(Dataset items)
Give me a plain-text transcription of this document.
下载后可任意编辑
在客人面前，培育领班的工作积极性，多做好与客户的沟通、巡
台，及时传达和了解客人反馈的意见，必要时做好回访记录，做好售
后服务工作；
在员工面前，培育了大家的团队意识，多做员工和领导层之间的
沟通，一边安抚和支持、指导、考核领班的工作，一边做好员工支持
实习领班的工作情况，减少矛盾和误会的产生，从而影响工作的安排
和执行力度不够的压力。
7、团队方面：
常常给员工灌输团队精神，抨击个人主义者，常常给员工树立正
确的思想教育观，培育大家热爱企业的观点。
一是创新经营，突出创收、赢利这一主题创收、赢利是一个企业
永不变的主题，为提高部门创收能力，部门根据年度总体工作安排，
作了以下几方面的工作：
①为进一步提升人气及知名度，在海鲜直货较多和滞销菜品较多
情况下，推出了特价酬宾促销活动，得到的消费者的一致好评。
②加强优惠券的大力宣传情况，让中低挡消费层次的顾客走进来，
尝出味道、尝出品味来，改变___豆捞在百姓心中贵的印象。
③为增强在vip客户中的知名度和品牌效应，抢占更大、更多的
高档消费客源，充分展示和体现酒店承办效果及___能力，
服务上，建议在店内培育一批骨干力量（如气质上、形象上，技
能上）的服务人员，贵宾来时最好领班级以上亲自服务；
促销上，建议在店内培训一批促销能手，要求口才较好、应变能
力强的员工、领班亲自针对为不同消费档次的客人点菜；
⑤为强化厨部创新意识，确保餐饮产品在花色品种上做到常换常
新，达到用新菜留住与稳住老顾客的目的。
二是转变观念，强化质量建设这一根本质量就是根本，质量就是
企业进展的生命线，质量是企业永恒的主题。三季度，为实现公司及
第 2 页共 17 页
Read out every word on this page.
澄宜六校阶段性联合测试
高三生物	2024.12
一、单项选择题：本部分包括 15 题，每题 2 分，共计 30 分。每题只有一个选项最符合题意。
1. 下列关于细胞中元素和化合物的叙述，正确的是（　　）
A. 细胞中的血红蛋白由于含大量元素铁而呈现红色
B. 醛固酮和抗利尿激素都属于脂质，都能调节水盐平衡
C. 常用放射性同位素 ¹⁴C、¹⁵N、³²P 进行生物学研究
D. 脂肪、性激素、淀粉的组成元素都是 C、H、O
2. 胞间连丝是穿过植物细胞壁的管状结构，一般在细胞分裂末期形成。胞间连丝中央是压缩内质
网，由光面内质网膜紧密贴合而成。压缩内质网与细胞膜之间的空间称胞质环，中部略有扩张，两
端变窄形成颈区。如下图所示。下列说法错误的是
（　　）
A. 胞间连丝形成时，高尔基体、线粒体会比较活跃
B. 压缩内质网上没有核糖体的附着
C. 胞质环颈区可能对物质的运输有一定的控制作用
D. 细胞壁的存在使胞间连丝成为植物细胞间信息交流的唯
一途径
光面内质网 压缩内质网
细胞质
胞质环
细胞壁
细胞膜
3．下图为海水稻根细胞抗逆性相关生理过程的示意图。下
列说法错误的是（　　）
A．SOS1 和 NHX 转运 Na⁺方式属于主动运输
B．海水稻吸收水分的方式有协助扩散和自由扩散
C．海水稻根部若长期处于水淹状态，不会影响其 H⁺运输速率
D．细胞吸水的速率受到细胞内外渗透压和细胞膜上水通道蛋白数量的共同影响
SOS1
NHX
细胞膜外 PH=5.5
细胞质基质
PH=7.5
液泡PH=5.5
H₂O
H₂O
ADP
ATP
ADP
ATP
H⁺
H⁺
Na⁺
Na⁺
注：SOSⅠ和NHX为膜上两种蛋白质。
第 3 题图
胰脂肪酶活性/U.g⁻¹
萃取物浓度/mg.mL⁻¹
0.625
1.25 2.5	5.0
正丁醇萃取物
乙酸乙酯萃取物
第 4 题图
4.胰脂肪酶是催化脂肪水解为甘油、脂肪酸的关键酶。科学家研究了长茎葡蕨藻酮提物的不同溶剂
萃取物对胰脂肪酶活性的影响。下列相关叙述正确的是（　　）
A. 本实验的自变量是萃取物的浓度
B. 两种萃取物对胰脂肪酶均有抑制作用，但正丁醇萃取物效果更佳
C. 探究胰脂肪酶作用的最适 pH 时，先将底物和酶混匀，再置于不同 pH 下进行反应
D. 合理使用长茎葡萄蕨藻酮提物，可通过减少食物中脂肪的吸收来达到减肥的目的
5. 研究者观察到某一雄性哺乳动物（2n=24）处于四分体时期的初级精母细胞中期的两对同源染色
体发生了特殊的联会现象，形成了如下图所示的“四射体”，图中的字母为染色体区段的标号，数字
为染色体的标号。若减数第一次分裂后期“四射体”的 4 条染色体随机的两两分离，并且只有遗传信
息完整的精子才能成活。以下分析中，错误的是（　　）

## Challenge
Determine the number of lines containing "this". Write only that number.

## Result of the task
2